--- begin Exercise inputs ---
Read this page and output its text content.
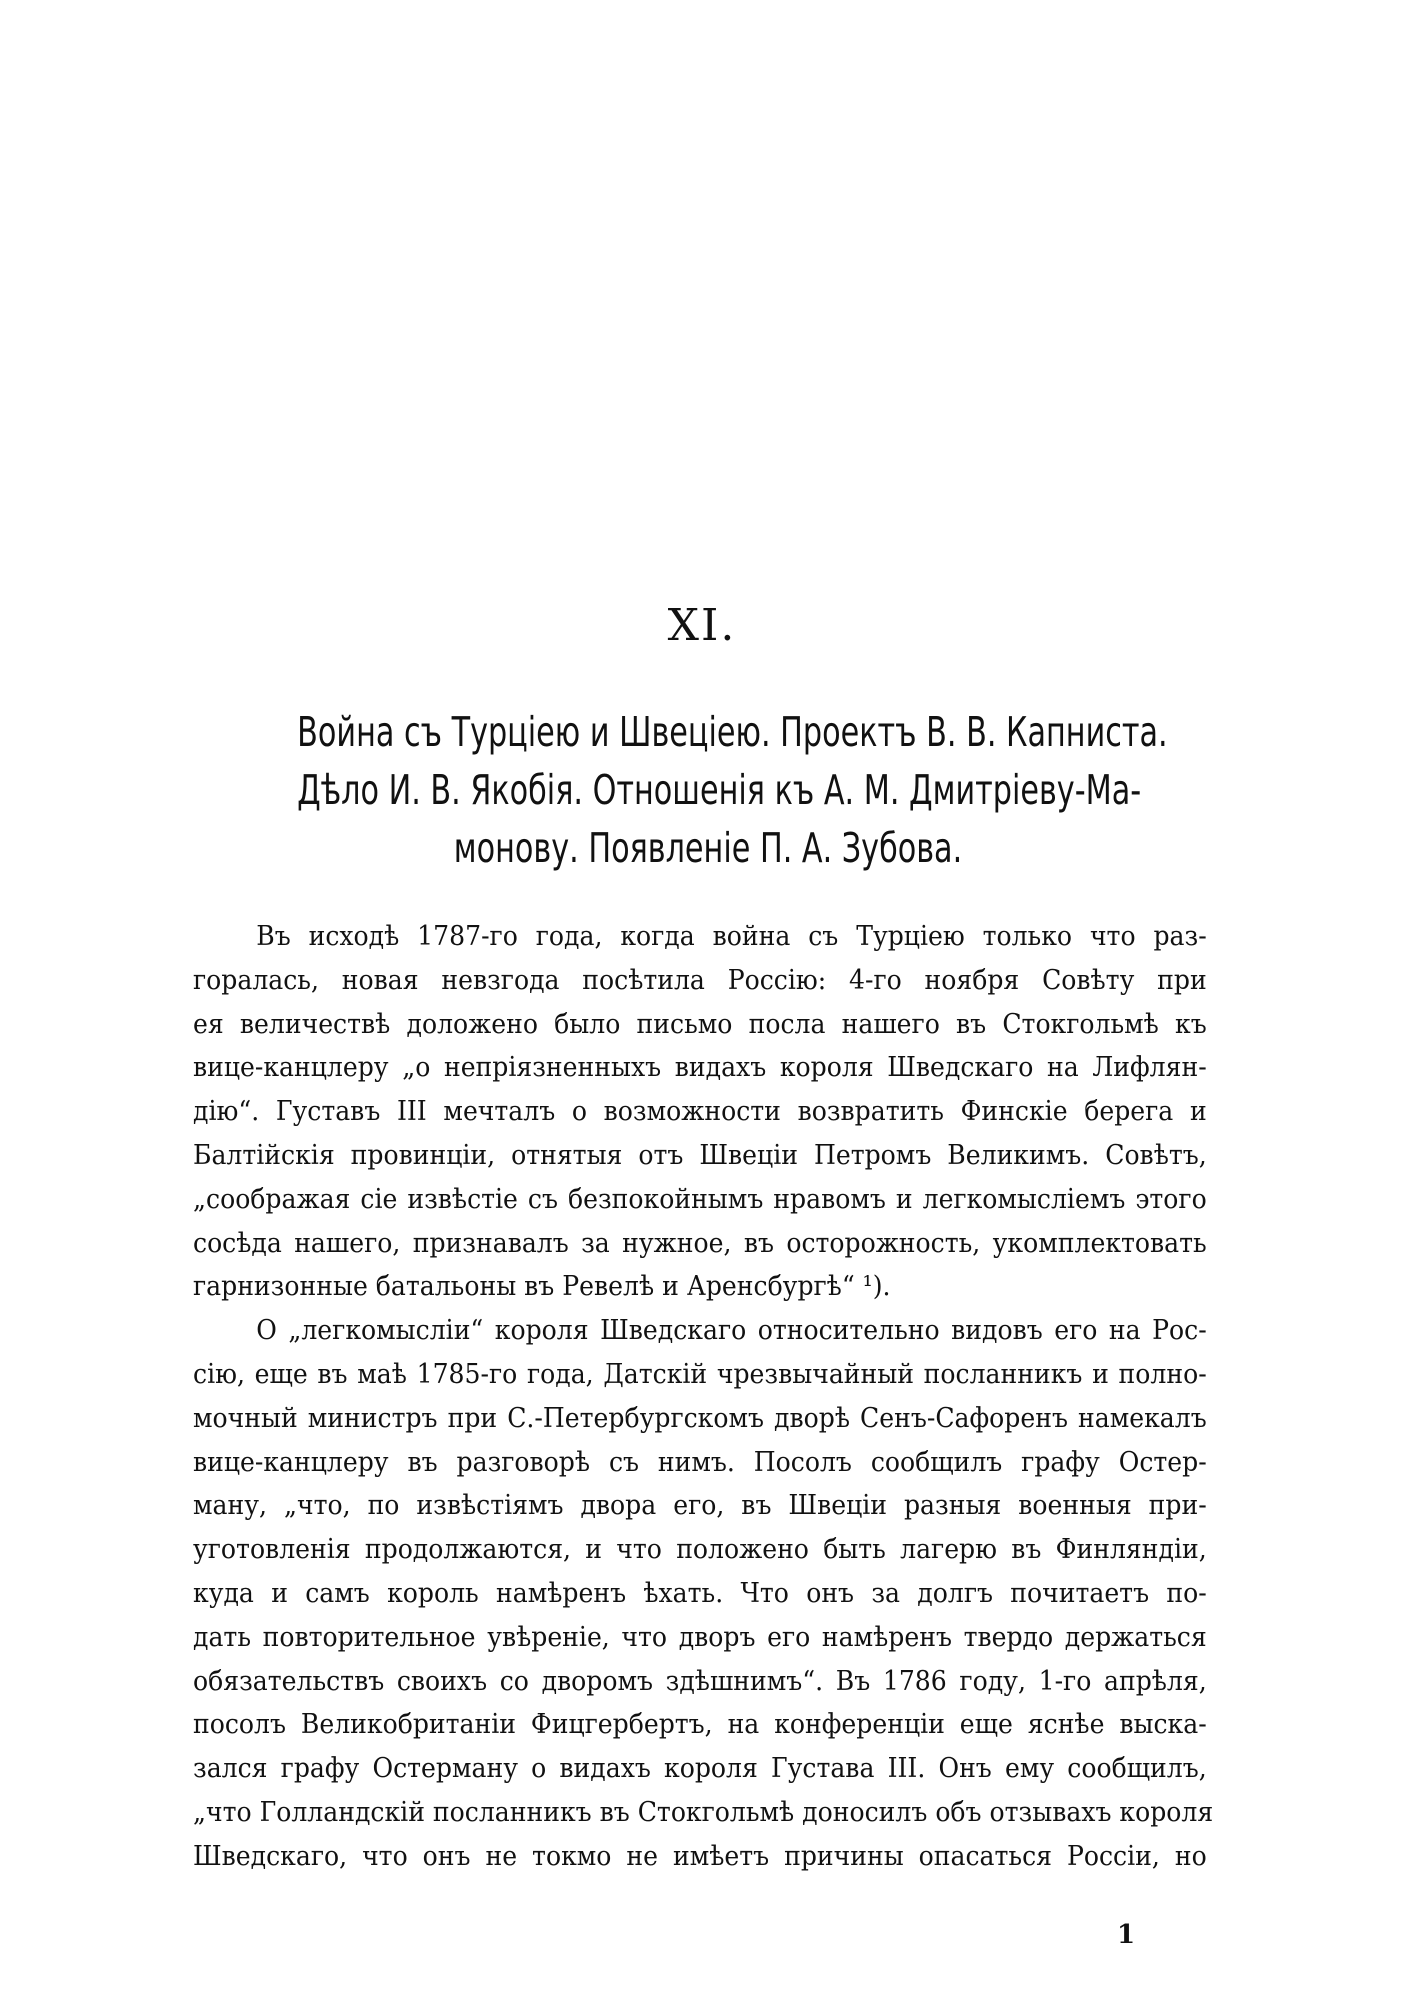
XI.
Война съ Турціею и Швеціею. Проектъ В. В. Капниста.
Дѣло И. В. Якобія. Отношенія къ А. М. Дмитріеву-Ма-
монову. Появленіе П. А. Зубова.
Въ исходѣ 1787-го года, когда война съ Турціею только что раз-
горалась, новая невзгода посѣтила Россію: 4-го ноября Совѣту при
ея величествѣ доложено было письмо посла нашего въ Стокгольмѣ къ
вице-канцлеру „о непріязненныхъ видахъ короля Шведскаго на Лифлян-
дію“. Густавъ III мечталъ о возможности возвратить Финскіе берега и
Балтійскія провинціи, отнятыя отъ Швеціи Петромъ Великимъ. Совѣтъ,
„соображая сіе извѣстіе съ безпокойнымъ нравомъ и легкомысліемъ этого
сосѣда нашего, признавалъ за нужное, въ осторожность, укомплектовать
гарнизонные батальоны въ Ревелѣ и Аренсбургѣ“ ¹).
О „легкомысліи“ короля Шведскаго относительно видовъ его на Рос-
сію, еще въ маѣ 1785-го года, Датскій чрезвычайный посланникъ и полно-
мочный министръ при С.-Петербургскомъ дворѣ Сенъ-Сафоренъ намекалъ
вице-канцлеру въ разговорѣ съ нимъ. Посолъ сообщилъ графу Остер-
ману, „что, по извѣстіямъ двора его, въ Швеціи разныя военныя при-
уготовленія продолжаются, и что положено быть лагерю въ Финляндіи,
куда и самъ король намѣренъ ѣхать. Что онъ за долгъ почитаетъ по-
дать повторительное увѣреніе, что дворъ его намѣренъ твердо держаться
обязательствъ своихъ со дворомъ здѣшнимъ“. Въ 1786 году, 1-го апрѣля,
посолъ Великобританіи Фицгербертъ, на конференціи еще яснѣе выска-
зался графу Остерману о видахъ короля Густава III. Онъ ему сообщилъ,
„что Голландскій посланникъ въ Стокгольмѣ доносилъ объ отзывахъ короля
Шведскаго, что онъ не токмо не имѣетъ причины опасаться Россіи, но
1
--- end Exercise inputs ---
Leaving out the pictures, repeat the data above exactly.

Read this page and output its text content.
XI.
Война съ Турціею и Швеціею. Проектъ В. В. Капниста.
Дѣло И. В. Якобія. Отношенія къ А. М. Дмитріеву-Ма-
монову. Появленіе П. А. Зубова.
Въ исходѣ 1787-го года, когда война съ Турціею только что раз-
горалась, новая невзгода посѣтила Россію: 4-го ноября Совѣту при
ея величествѣ доложено было письмо посла нашего въ Стокгольмѣ къ
вице-канцлеру „о непріязненныхъ видахъ короля Шведскаго на Лифлян-
дію“. Густавъ III мечталъ о возможности возвратить Финскіе берега и
Балтійскія провинціи, отнятыя отъ Швеціи Петромъ Великимъ. Совѣтъ,
„соображая сіе извѣстіе съ безпокойнымъ нравомъ и легкомысліемъ этого
сосѣда нашего, признавалъ за нужное, въ осторожность, укомплектовать
гарнизонные батальоны въ Ревелѣ и Аренсбургѣ“ ¹).
О „легкомысліи“ короля Шведскаго относительно видовъ его на Рос-
сію, еще въ маѣ 1785-го года, Датскій чрезвычайный посланникъ и полно-
мочный министръ при С.-Петербургскомъ дворѣ Сенъ-Сафоренъ намекалъ
вице-канцлеру въ разговорѣ съ нимъ. Посолъ сообщилъ графу Остер-
ману, „что, по извѣстіямъ двора его, въ Швеціи разныя военныя при-
уготовленія продолжаются, и что положено быть лагерю въ Финляндіи,
куда и самъ король намѣренъ ѣхать. Что онъ за долгъ почитаетъ по-
дать повторительное увѣреніе, что дворъ его намѣренъ твердо держаться
обязательствъ своихъ со дворомъ здѣшнимъ“. Въ 1786 году, 1-го апрѣля,
посолъ Великобританіи Фицгербертъ, на конференціи еще яснѣе выска-
зался графу Остерману о видахъ короля Густава III. Онъ ему сообщилъ,
„что Голландскій посланникъ въ Стокгольмѣ доносилъ объ отзывахъ короля
Шведскаго, что онъ не токмо не имѣетъ причины опасаться Россіи, но
1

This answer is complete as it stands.